### Aangeleverde records:

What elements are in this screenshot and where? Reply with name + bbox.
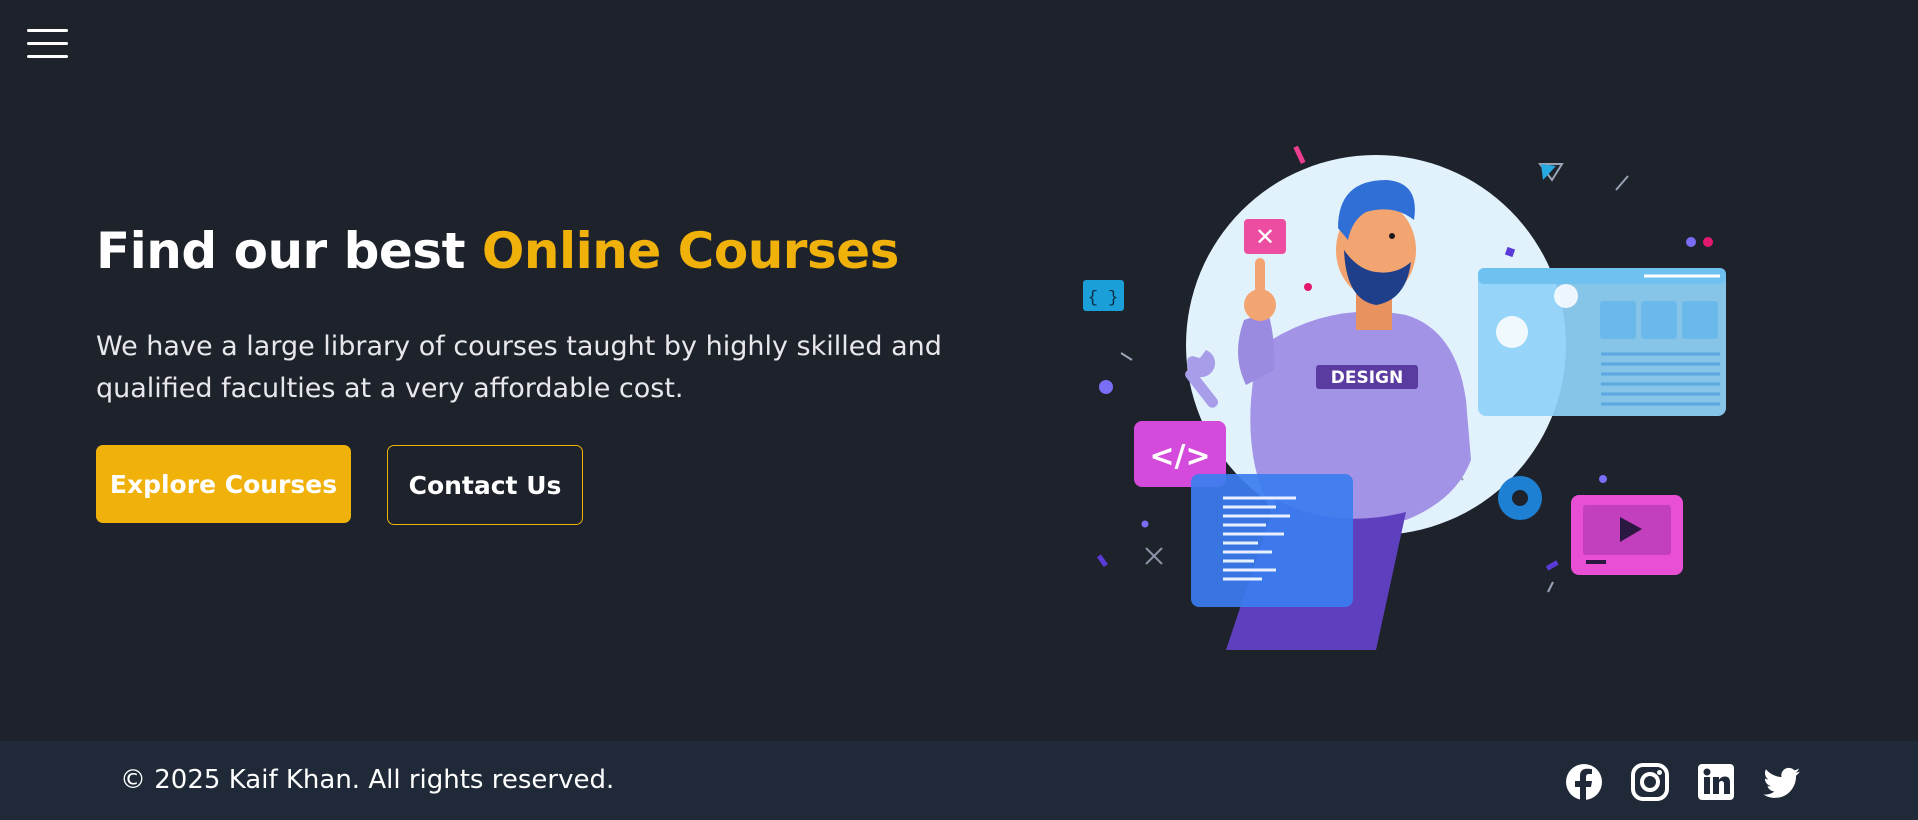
explore-courses-button[interactable]: Explore Courses bbox=[96, 445, 351, 523]
hero-title-highlight: Online Courses bbox=[481, 222, 900, 280]
contact-us-button[interactable]: Contact Us bbox=[387, 445, 583, 525]
copyright-text: © 2025 Kaif Khan. All rights reserved. bbox=[120, 765, 615, 795]
hero-description: We have a large library of courses taugh… bbox=[96, 331, 942, 404]
hero-title-prefix: Find our best bbox=[96, 222, 482, 280]
shirt-label: DESIGN bbox=[1331, 368, 1403, 388]
code-badge-text: </> bbox=[1149, 439, 1210, 474]
linkedin-icon[interactable] bbox=[1697, 763, 1735, 801]
footer: © 2025 Kaif Khan. All rights reserved. bbox=[0, 741, 1918, 820]
hamburger-menu-icon[interactable] bbox=[27, 29, 68, 61]
facebook-icon[interactable] bbox=[1565, 763, 1603, 801]
bracket-badge-text: { } bbox=[1088, 289, 1119, 308]
hero-illustration: { } ✕ DESIGN </> bbox=[1083, 145, 1726, 650]
svg-text:✕: ✕ bbox=[1255, 223, 1275, 251]
twitter-icon[interactable] bbox=[1763, 763, 1801, 801]
hero-title: Find our best Online Courses bbox=[96, 222, 899, 280]
instagram-icon[interactable] bbox=[1631, 763, 1669, 801]
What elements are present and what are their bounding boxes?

### Opdracht:
Werk de records bij door "Online Courses" overal te vervangen door "Video Courses" en laat verder alles ongewijzigd. Laat de afbeeldingen weg uit je antwoord.

### Uitgewerkte oplossing:
What elements are in this screenshot and where? Reply with name + bbox.
explore-courses-button[interactable]: Explore Courses bbox=[96, 445, 351, 523]
hero-title-highlight: Video Courses bbox=[481, 222, 900, 280]
contact-us-button[interactable]: Contact Us bbox=[387, 445, 583, 525]
copyright-text: © 2025 Kaif Khan. All rights reserved. bbox=[120, 765, 615, 795]
hero-description: We have a large library of courses taugh… bbox=[96, 331, 942, 404]
hero-title-prefix: Find our best bbox=[96, 222, 482, 280]
shirt-label: DESIGN bbox=[1331, 368, 1403, 388]
code-badge-text: </> bbox=[1149, 439, 1210, 474]
linkedin-icon[interactable] bbox=[1697, 763, 1735, 801]
footer: © 2025 Kaif Khan. All rights reserved. bbox=[0, 741, 1918, 820]
hamburger-menu-icon[interactable] bbox=[27, 29, 68, 61]
facebook-icon[interactable] bbox=[1565, 763, 1603, 801]
bracket-badge-text: { } bbox=[1088, 289, 1119, 308]
hero-illustration: { } ✕ DESIGN </> bbox=[1083, 145, 1726, 650]
svg-text:✕: ✕ bbox=[1255, 223, 1275, 251]
twitter-icon[interactable] bbox=[1763, 763, 1801, 801]
hero-title: Find our best Video Courses bbox=[96, 222, 899, 280]
instagram-icon[interactable] bbox=[1631, 763, 1669, 801]
What elements are present and what are their bounding boxes?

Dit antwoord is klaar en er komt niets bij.